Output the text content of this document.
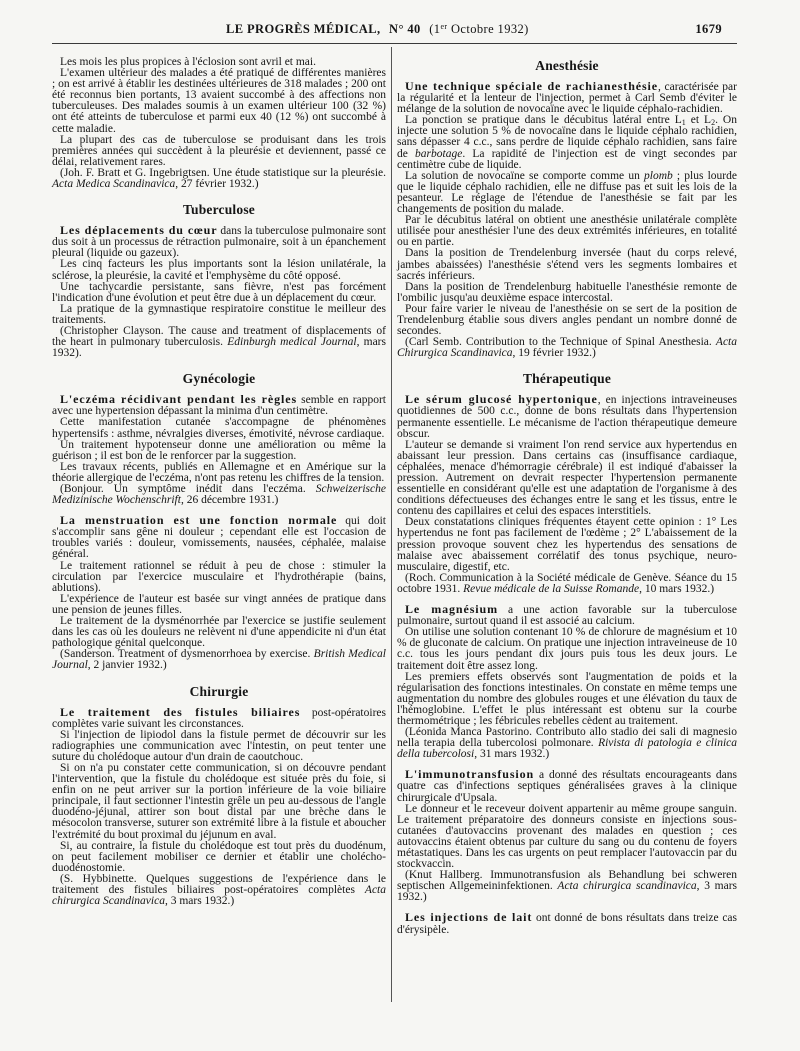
LE PROGRÈS MÉDICAL, N° 40 (1er Octobre 1932)	1679

Les mois les plus propices à l'éclosion sont avril et mai.

L'examen ultérieur des malades a été pratiqué de différentes manières ; on est arrivé à établir les destinées ultérieures de 318 malades ; 200 ont été reconnus bien portants, 13 avaient succombé à des affections non tuberculeuses. Des malades soumis à un examen ultérieur 100 (32 %) ont été atteints de tuberculose et parmi eux 40 (12 %) ont succombé à cette maladie.

La plupart des cas de tuberculose se produisant dans les trois premières années qui succèdent à la pleurésie et deviennent, passé ce délai, relativement rares.

(Joh. F. Bratt et G. Ingebrigtsen. Une étude statistique sur la pleurésie. Acta Medica Scandinavica, 27 février 1932.)

Tuberculose

Les déplacements du cœur dans la tuberculose pulmonaire sont dus soit à un processus de rétraction pulmonaire, soit à un épanchement pleural (liquide ou gazeux).

Les cinq facteurs les plus importants sont la lésion unilatérale, la sclérose, la pleurésie, la cavité et l'emphysème du côté opposé.

Une tachycardie persistante, sans fièvre, n'est pas forcément l'indication d'une évolution et peut être due à un déplacement du cœur.

La pratique de la gymnastique respiratoire constitue le meilleur des traitements.

(Christopher Clayson. The cause and treatment of displacements of the heart in pulmonary tuberculosis. Edinburgh medical Journal, mars 1932).

Gynécologie

L'eczéma récidivant pendant les règles semble en rapport avec une hypertension dépassant la minima d'un centimètre.

Cette manifestation cutanée s'accompagne de phénomènes hypertensifs : asthme, névralgies diverses, émotivité, névrose cardiaque.

Un traitement hypotenseur donne une amélioration ou même la guérison ; il est bon de le renforcer par la suggestion.

Les travaux récents, publiés en Allemagne et en Amérique sur la théorie allergique de l'eczéma, n'ont pas retenu les chiffres de la tension.

(Bonjour. Un symptôme inédit dans l'eczéma. Schweizerische Medizinische Wochenschrift, 26 décembre 1931.)

La menstruation est une fonction normale qui doit s'accomplir sans gêne ni douleur ; cependant elle est l'occasion de troubles variés : douleur, vomissements, nausées, céphalée, malaise général.

Le traitement rationnel se réduit à peu de chose : stimuler la circulation par l'exercice musculaire et l'hydrothérapie (bains, ablutions).

L'expérience de l'auteur est basée sur vingt années de pratique dans une pension de jeunes filles.

Le traitement de la dysménorrhée par l'exercice se justifie seulement dans les cas où les douleurs ne relèvent ni d'une appendicite ni d'un état pathologique génital quelconque.

(Sanderson. Treatment of dysmenorrhoea by exercise. British Medical Journal, 2 janvier 1932.)

Chirurgie

Le traitement des fistules biliaires post-opératoires complètes varie suivant les circonstances.

Si l'injection de lipiodol dans la fistule permet de découvrir sur les radiographies une communication avec l'intestin, on peut tenter une suture du cholédoque autour d'un drain de caoutchouc.

Si on n'a pu constater cette communication, si on découvre pendant l'intervention, que la fistule du cholédoque est située près du foie, si enfin on ne peut arriver sur la portion inférieure de la voie biliaire principale, il faut sectionner l'intestin grêle un peu au-dessous de l'angle duodéno-jéjunal, attirer son bout distal par une brèche dans le mésocolon transverse, suturer son extrémité libre à la fistule et aboucher l'extrémité du bout proximal du jéjunum en aval.

Si, au contraire, la fistule du cholédoque est tout près du duodénum, on peut facilement mobiliser ce dernier et établir une cholécho-duodénostomie.

(S. Hybbinette. Quelques suggestions de l'expérience dans le traitement des fistules biliaires post-opératoires complètes Acta chirurgica Scandinavica, 3 mars 1932.)

Anesthésie

Une technique spéciale de rachianesthésie, caractérisée par la régularité et la lenteur de l'injection, permet à Carl Semb d'éviter le mélange de la solution de novocaïne avec le liquide céphalo-rachidien.

La ponction se pratique dans le décubitus latéral entre $L_1$ et $L_2$. On injecte une solution 5 % de novocaïne dans le liquide céphalo rachidien, sans dépasser 4 c.c., sans perdre de liquide céphalo rachidien, sans faire de barbotage. La rapidité de l'injection est de vingt secondes par centimètre cube de liquide.

La solution de novocaïne se comporte comme un plomb ; plus lourde que le liquide céphalo rachidien, elle ne diffuse pas et suit les lois de la pesanteur. Le réglage de l'étendue de l'anesthésie se fait par les changements de position du malade.

Par le décubitus latéral on obtient une anesthésie unilatérale complète utilisée pour anesthésier l'une des deux extrémités inférieures, en totalité ou en partie.

Dans la position de Trendelenburg inversée (haut du corps relevé, jambes abaissées) l'anesthésie s'étend vers les segments lombaires et sacrés inférieurs.

Dans la position de Trendelenburg habituelle l'anesthésie remonte de l'ombilic jusqu'au deuxième espace intercostal.

Pour faire varier le niveau de l'anesthésie on se sert de la position de Trendelenburg établie sous divers angles pendant un nombre donné de secondes.

(Carl Semb. Contribution to the Technique of Spinal Anesthesia. Acta Chirurgica Scandinavica, 19 février 1932.)

Thérapeutique

Le sérum glucosé hypertonique, en injections intraveineuses quotidiennes de 500 c.c., donne de bons résultats dans l'hypertension permanente essentielle. Le mécanisme de l'action thérapeutique demeure obscur.

L'auteur se demande si vraiment l'on rend service aux hypertendus en abaissant leur pression. Dans certains cas (insuffisance cardiaque, céphalées, menace d'hémorragie cérébrale) il est indiqué d'abaisser la pression. Autrement on devrait respecter l'hypertension permanente essentielle en considérant qu'elle est une adaptation de l'organisme à des conditions défectueuses des échanges entre le sang et les tissus, entre le contenu des capillaires et celui des espaces interstitiels.

Deux constatations cliniques fréquentes étayent cette opinion : 1° Les hypertendus ne font pas facilement de l'œdème ; 2° L'abaissement de la pression provoque souvent chez les hypertendus des sensations de malaise avec abaissement corrélatif des tonus psychique, neuro-musculaire, digestif, etc.

(Roch. Communication à la Société médicale de Genève. Séance du 15 octobre 1931. Revue médicale de la Suisse Romande, 10 mars 1932.)

Le magnésium a une action favorable sur la tuberculose pulmonaire, surtout quand il est associé au calcium.

On utilise une solution contenant 10 % de chlorure de magnésium et 10 % de gluconate de calcium. On pratique une injection intraveineuse de 10 c.c. tous les jours pendant dix jours puis tous les deux jours. Le traitement doit être assez long.

Les premiers effets observés sont l'augmentation de poids et la régularisation des fonctions intestinales. On constate en même temps une augmentation du nombre des globules rouges et une élévation du taux de l'hémoglobine. L'effet le plus intéressant est obtenu sur la courbe thermométrique ; les fébricules rebelles cèdent au traitement.

(Léonida Manca Pastorino. Contributo allo stadio dei sali di magnesio nella terapia della tubercolosi polmonare. Rivista di patologia e clinica della tubercolosi, 31 mars 1932.)

L'immunotransfusion a donné des résultats encourageants dans quatre cas d'infections septiques généralisées graves à la clinique chirurgicale d'Upsala.

Le donneur et le receveur doivent appartenir au même groupe sanguin. Le traitement préparatoire des donneurs consiste en injections sous-cutanées d'autovaccins provenant des malades en question ; ces autovaccins étaient obtenus par culture du sang ou du contenu de foyers métastatiques. Dans les cas urgents on peut remplacer l'autovaccin par du stockvaccin.

(Knut Hallberg. Immunotransfusion als Behandlung bei schweren septischen Allgemeininfektionen. Acta chirurgica scandinavica, 3 mars 1932.)

Les injections de lait ont donné de bons résultats dans treize cas d'érysipèle.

* Direction *
Identify lines with the string "centimètre". Copy each one.

* The answer *
L'eczéma récidivant pendant les règles semble en rapport avec une hypertension dépassant la minima d'un centimètre.
La ponction se pratique dans le décubitus latéral entre $L_1$ et $L_2$. On injecte une solution 5 % de novocaïne dans le liquide céphalo rachidien, sans dépasser 4 c.c., sans perdre de liquide céphalo rachidien, sans faire de barbotage. La rapidité de l'injection est de vingt secondes par centimètre cube de liquide.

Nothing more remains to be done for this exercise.